Return all lines below containing the word "this".

** START **

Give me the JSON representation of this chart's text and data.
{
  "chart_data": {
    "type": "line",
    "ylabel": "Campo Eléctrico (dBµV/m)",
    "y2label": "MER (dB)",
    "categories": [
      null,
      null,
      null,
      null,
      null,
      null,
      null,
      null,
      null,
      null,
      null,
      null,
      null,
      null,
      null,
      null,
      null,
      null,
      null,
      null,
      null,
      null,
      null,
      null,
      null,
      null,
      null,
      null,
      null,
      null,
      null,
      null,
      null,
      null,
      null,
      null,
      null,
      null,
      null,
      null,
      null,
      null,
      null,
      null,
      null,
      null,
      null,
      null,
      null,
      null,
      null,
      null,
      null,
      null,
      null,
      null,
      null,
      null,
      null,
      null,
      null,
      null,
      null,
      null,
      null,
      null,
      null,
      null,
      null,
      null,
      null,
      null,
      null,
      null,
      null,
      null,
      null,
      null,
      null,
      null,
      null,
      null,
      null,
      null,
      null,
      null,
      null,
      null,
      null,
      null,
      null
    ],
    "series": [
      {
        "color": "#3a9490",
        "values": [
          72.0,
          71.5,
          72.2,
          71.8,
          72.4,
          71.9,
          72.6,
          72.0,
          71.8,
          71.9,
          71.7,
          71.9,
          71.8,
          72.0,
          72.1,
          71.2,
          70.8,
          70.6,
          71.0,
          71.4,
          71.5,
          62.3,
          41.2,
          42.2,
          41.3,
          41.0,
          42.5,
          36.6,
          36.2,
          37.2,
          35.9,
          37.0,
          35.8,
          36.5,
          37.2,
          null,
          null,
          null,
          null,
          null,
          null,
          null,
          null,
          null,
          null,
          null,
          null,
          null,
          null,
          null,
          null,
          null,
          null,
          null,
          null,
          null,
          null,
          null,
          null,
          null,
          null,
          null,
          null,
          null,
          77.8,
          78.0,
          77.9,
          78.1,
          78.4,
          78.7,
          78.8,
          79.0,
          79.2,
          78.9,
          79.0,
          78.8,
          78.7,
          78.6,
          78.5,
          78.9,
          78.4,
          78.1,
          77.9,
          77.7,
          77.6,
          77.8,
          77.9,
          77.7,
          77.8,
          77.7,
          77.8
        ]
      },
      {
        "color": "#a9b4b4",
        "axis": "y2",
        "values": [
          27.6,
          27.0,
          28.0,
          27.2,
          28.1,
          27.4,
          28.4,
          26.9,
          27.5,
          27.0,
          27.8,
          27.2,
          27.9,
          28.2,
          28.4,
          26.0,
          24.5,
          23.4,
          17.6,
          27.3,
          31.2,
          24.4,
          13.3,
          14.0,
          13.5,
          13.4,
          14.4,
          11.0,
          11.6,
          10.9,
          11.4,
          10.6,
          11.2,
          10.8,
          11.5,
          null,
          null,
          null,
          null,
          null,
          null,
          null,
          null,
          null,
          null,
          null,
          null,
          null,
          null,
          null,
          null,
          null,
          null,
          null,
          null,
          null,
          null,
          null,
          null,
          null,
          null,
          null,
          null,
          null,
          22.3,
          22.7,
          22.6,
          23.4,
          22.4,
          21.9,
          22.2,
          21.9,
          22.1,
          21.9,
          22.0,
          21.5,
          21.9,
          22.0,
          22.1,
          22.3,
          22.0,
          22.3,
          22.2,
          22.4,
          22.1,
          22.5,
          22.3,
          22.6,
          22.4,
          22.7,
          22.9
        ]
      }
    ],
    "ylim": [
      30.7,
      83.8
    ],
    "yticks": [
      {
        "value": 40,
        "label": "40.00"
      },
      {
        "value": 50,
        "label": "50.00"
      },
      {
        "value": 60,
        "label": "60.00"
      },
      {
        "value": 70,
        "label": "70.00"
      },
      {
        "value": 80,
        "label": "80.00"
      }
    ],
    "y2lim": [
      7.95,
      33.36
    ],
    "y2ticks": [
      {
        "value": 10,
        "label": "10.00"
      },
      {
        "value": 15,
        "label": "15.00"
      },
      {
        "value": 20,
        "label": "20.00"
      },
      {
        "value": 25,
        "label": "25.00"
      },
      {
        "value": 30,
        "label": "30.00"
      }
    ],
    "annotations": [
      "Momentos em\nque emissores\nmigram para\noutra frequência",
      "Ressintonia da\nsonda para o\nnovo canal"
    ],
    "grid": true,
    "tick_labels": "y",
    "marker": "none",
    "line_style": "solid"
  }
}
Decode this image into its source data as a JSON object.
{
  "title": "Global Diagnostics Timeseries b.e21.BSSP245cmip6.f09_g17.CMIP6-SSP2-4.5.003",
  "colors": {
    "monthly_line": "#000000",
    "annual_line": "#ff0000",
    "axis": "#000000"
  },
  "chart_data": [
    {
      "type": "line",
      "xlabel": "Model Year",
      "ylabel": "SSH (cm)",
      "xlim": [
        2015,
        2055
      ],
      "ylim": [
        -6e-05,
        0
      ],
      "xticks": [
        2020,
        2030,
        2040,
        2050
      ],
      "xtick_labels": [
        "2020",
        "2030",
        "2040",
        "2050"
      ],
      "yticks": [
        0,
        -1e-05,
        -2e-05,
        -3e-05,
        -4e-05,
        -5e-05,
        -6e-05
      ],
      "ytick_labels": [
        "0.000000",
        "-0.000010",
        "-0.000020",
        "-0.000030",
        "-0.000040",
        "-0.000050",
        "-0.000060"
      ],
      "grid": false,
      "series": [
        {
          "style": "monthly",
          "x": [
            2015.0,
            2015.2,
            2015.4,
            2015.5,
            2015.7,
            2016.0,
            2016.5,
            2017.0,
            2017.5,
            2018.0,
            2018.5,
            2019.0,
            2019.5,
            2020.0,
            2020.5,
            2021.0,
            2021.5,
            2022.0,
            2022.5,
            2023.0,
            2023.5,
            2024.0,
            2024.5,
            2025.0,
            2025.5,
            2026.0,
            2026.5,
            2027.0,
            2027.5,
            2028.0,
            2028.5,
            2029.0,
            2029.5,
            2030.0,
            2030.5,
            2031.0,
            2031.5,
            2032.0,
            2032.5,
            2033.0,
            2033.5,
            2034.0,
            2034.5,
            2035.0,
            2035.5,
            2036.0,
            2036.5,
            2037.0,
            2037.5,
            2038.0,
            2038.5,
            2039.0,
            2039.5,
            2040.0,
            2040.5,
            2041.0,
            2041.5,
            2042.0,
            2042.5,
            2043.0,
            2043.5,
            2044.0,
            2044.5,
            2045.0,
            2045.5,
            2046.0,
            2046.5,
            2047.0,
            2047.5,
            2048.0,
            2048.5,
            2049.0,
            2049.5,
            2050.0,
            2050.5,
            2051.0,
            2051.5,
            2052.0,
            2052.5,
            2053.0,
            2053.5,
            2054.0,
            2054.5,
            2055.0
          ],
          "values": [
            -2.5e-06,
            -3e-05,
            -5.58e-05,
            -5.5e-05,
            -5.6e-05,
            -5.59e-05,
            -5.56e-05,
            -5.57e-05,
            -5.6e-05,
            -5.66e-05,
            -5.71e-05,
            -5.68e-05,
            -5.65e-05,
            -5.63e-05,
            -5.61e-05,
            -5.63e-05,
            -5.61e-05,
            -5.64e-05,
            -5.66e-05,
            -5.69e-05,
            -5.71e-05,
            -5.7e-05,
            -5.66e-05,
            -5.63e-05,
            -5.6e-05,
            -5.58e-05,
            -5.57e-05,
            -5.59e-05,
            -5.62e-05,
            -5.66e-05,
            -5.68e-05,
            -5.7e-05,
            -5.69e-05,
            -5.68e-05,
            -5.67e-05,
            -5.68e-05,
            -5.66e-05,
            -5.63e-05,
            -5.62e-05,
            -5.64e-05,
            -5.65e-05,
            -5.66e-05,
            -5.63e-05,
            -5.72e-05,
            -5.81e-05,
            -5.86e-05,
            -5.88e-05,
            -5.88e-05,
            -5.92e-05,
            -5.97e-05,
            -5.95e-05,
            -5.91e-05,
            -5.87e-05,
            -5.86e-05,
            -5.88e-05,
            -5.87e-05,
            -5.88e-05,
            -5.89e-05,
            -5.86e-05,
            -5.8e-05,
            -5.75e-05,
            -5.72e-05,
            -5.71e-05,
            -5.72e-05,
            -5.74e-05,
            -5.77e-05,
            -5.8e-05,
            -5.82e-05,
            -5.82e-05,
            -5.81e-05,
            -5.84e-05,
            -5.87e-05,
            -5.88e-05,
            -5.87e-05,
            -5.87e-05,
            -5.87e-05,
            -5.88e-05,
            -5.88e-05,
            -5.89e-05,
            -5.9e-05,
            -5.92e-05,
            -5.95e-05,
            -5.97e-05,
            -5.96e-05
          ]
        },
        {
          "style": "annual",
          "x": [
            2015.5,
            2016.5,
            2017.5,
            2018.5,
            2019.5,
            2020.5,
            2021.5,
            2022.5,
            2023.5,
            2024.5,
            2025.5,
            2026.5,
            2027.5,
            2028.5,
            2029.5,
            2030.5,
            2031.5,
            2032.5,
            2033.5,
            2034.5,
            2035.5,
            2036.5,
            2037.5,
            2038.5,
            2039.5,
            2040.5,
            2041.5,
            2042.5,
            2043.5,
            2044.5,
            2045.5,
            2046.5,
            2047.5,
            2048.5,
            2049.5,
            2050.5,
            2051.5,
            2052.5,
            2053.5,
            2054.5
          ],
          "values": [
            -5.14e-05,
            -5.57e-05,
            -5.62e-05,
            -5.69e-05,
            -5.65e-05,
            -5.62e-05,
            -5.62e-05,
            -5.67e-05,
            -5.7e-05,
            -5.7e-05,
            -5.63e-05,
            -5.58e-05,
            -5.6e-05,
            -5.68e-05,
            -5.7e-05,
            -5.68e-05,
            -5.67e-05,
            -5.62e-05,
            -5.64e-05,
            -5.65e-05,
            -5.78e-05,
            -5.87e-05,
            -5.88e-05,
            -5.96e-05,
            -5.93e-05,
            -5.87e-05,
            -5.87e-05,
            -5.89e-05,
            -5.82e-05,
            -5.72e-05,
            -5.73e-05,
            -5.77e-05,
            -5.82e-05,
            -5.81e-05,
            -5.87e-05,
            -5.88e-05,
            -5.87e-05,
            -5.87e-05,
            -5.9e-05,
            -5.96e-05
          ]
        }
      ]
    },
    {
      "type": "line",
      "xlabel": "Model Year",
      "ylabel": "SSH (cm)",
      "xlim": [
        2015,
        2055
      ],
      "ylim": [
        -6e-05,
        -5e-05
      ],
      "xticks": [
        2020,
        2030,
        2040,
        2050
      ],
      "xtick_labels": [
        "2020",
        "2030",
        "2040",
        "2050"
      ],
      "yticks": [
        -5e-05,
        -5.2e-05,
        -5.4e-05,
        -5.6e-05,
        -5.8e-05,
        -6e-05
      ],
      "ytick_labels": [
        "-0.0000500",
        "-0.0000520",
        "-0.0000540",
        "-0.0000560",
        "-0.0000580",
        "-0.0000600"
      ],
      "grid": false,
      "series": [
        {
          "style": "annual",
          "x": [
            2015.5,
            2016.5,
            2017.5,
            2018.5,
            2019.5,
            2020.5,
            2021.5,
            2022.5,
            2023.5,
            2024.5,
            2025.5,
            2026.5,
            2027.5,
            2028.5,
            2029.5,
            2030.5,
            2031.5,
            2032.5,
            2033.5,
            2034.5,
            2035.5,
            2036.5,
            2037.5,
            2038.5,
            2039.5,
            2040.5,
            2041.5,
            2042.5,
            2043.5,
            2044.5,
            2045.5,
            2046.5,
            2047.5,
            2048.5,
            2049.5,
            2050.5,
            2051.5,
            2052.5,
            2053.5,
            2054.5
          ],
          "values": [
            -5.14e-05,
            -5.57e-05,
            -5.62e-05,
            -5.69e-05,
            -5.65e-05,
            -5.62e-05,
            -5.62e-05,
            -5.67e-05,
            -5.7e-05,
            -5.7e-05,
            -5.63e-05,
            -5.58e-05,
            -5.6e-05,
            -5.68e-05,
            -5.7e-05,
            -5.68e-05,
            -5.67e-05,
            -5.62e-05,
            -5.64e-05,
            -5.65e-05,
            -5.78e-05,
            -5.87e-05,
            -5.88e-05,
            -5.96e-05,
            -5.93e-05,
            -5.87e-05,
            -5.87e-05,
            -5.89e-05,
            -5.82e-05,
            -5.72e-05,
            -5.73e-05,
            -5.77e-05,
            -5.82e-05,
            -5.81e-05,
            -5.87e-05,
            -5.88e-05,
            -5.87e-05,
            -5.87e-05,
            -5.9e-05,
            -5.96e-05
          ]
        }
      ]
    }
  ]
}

** END **

TASK SOLUTION:
Give me the JSON representation of this chart's text and data.
Decode this image into its source data as a JSON object.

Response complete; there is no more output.